### [Task objective]
Your task is to output the entries below word for word.

# # # #

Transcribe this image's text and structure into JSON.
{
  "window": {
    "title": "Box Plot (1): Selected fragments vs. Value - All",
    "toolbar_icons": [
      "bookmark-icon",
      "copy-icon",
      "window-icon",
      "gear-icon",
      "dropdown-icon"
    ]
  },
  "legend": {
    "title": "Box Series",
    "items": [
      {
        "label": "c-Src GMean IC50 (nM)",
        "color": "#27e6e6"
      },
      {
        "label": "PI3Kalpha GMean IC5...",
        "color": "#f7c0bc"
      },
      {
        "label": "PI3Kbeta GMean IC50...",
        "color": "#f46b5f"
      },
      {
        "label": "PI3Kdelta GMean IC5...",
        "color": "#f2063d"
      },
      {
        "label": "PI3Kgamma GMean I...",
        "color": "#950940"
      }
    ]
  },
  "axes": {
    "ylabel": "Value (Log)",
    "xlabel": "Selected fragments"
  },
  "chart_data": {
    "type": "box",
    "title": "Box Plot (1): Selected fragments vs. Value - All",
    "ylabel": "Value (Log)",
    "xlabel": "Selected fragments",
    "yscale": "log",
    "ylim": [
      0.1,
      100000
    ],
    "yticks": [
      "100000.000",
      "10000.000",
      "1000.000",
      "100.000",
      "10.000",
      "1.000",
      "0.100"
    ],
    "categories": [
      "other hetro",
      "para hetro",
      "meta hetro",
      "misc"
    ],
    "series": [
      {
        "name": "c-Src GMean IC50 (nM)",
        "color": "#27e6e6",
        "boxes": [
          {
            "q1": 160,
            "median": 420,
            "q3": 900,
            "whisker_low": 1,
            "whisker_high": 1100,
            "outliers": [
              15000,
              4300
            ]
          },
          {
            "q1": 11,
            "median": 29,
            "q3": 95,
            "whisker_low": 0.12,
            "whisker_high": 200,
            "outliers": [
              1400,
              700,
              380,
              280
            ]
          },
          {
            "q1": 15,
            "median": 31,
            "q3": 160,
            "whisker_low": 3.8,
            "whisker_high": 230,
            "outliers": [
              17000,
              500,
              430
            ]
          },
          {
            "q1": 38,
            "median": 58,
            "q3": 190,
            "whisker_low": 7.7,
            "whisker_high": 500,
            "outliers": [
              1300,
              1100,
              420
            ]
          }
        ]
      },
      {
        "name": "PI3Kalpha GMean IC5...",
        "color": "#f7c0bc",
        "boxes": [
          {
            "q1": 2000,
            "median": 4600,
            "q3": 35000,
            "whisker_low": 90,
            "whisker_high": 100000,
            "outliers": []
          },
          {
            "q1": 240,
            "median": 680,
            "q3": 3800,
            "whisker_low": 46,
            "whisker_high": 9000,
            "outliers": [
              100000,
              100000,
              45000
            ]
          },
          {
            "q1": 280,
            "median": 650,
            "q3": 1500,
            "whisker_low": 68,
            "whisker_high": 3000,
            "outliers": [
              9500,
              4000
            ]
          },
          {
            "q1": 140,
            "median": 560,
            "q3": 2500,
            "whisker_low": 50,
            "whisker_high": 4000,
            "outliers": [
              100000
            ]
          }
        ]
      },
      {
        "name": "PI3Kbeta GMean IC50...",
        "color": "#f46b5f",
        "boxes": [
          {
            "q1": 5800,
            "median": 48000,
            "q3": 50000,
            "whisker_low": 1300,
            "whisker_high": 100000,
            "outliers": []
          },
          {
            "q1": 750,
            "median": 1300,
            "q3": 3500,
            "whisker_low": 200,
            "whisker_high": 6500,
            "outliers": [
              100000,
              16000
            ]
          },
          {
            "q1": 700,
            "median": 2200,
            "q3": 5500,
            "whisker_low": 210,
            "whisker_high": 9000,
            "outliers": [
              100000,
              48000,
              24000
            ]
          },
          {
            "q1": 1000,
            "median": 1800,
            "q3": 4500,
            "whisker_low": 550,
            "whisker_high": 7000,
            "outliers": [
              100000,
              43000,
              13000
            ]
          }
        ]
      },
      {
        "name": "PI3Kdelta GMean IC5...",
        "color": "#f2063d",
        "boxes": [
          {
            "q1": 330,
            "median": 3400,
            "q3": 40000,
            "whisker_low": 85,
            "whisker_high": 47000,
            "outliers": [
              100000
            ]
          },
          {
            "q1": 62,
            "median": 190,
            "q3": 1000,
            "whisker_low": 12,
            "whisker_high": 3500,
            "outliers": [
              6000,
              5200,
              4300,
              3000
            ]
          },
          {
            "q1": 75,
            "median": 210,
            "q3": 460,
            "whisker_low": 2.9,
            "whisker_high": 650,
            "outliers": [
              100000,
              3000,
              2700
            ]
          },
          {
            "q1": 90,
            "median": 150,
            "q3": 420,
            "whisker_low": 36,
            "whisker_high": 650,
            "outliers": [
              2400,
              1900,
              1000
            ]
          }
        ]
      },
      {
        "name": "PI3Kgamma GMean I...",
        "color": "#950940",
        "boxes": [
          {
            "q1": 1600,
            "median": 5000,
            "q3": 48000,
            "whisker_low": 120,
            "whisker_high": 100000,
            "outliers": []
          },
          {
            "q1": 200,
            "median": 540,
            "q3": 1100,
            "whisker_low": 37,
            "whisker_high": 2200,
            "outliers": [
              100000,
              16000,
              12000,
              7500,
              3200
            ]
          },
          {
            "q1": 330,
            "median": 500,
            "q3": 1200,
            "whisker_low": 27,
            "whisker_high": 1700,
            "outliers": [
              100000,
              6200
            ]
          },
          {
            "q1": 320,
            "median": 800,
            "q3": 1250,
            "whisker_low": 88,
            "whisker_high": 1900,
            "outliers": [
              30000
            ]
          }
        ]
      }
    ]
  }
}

# # # #

### [Solution to this exercise]
Transcribe this image's text and structure into JSON.
{
  "window": {
    "title": "Box Plot (1): Selected fragments vs. Value - All",
    "toolbar_icons": [
      "bookmark-icon",
      "copy-icon",
      "window-icon",
      "gear-icon",
      "dropdown-icon"
    ]
  },
  "legend": {
    "title": "Box Series",
    "items": [
      {
        "label": "c-Src GMean IC50 (nM)",
        "color": "#27e6e6"
      },
      {
        "label": "PI3Kalpha GMean IC5...",
        "color": "#f7c0bc"
      },
      {
        "label": "PI3Kbeta GMean IC50...",
        "color": "#f46b5f"
      },
      {
        "label": "PI3Kdelta GMean IC5...",
        "color": "#f2063d"
      },
      {
        "label": "PI3Kgamma GMean I...",
        "color": "#950940"
      }
    ]
  },
  "axes": {
    "ylabel": "Value (Log)",
    "xlabel": "Selected fragments"
  },
  "chart_data": {
    "type": "box",
    "title": "Box Plot (1): Selected fragments vs. Value - All",
    "ylabel": "Value (Log)",
    "xlabel": "Selected fragments",
    "yscale": "log",
    "ylim": [
      0.1,
      100000
    ],
    "yticks": [
      "100000.000",
      "10000.000",
      "1000.000",
      "100.000",
      "10.000",
      "1.000",
      "0.100"
    ],
    "categories": [
      "other hetro",
      "para hetro",
      "meta hetro",
      "misc"
    ],
    "series": [
      {
        "name": "c-Src GMean IC50 (nM)",
        "color": "#27e6e6",
        "boxes": [
          {
            "q1": 160,
            "median": 420,
            "q3": 900,
            "whisker_low": 1,
            "whisker_high": 1100,
            "outliers": [
              15000,
              4300
            ]
          },
          {
            "q1": 11,
            "median": 29,
            "q3": 95,
            "whisker_low": 0.12,
            "whisker_high": 200,
            "outliers": [
              1400,
              700,
              380,
              280
            ]
          },
          {
            "q1": 15,
            "median": 31,
            "q3": 160,
            "whisker_low": 3.8,
            "whisker_high": 230,
            "outliers": [
              17000,
              500,
              430
            ]
          },
          {
            "q1": 38,
            "median": 58,
            "q3": 190,
            "whisker_low": 7.7,
            "whisker_high": 500,
            "outliers": [
              1300,
              1100,
              420
            ]
          }
        ]
      },
      {
        "name": "PI3Kalpha GMean IC5...",
        "color": "#f7c0bc",
        "boxes": [
          {
            "q1": 2000,
            "median": 4600,
            "q3": 35000,
            "whisker_low": 90,
            "whisker_high": 100000,
            "outliers": []
          },
          {
            "q1": 240,
            "median": 680,
            "q3": 3800,
            "whisker_low": 46,
            "whisker_high": 9000,
            "outliers": [
              100000,
              100000,
              45000
            ]
          },
          {
            "q1": 280,
            "median": 650,
            "q3": 1500,
            "whisker_low": 68,
            "whisker_high": 3000,
            "outliers": [
              9500,
              4000
            ]
          },
          {
            "q1": 140,
            "median": 560,
            "q3": 2500,
            "whisker_low": 50,
            "whisker_high": 4000,
            "outliers": [
              100000
            ]
          }
        ]
      },
      {
        "name": "PI3Kbeta GMean IC50...",
        "color": "#f46b5f",
        "boxes": [
          {
            "q1": 5800,
            "median": 48000,
            "q3": 50000,
            "whisker_low": 1300,
            "whisker_high": 100000,
            "outliers": []
          },
          {
            "q1": 750,
            "median": 1300,
            "q3": 3500,
            "whisker_low": 200,
            "whisker_high": 6500,
            "outliers": [
              100000,
              16000
            ]
          },
          {
            "q1": 700,
            "median": 2200,
            "q3": 5500,
            "whisker_low": 210,
            "whisker_high": 9000,
            "outliers": [
              100000,
              48000,
              24000
            ]
          },
          {
            "q1": 1000,
            "median": 1800,
            "q3": 4500,
            "whisker_low": 550,
            "whisker_high": 7000,
            "outliers": [
              100000,
              43000,
              13000
            ]
          }
        ]
      },
      {
        "name": "PI3Kdelta GMean IC5...",
        "color": "#f2063d",
        "boxes": [
          {
            "q1": 330,
            "median": 3400,
            "q3": 40000,
            "whisker_low": 85,
            "whisker_high": 47000,
            "outliers": [
              100000
            ]
          },
          {
            "q1": 62,
            "median": 190,
            "q3": 1000,
            "whisker_low": 12,
            "whisker_high": 3500,
            "outliers": [
              6000,
              5200,
              4300,
              3000
            ]
          },
          {
            "q1": 75,
            "median": 210,
            "q3": 460,
            "whisker_low": 2.9,
            "whisker_high": 650,
            "outliers": [
              100000,
              3000,
              2700
            ]
          },
          {
            "q1": 90,
            "median": 150,
            "q3": 420,
            "whisker_low": 36,
            "whisker_high": 650,
            "outliers": [
              2400,
              1900,
              1000
            ]
          }
        ]
      },
      {
        "name": "PI3Kgamma GMean I...",
        "color": "#950940",
        "boxes": [
          {
            "q1": 1600,
            "median": 5000,
            "q3": 48000,
            "whisker_low": 120,
            "whisker_high": 100000,
            "outliers": []
          },
          {
            "q1": 200,
            "median": 540,
            "q3": 1100,
            "whisker_low": 37,
            "whisker_high": 2200,
            "outliers": [
              100000,
              16000,
              12000,
              7500,
              3200
            ]
          },
          {
            "q1": 330,
            "median": 500,
            "q3": 1200,
            "whisker_low": 27,
            "whisker_high": 1700,
            "outliers": [
              100000,
              6200
            ]
          },
          {
            "q1": 320,
            "median": 800,
            "q3": 1250,
            "whisker_low": 88,
            "whisker_high": 1900,
            "outliers": [
              30000
            ]
          }
        ]
      }
    ]
  }
}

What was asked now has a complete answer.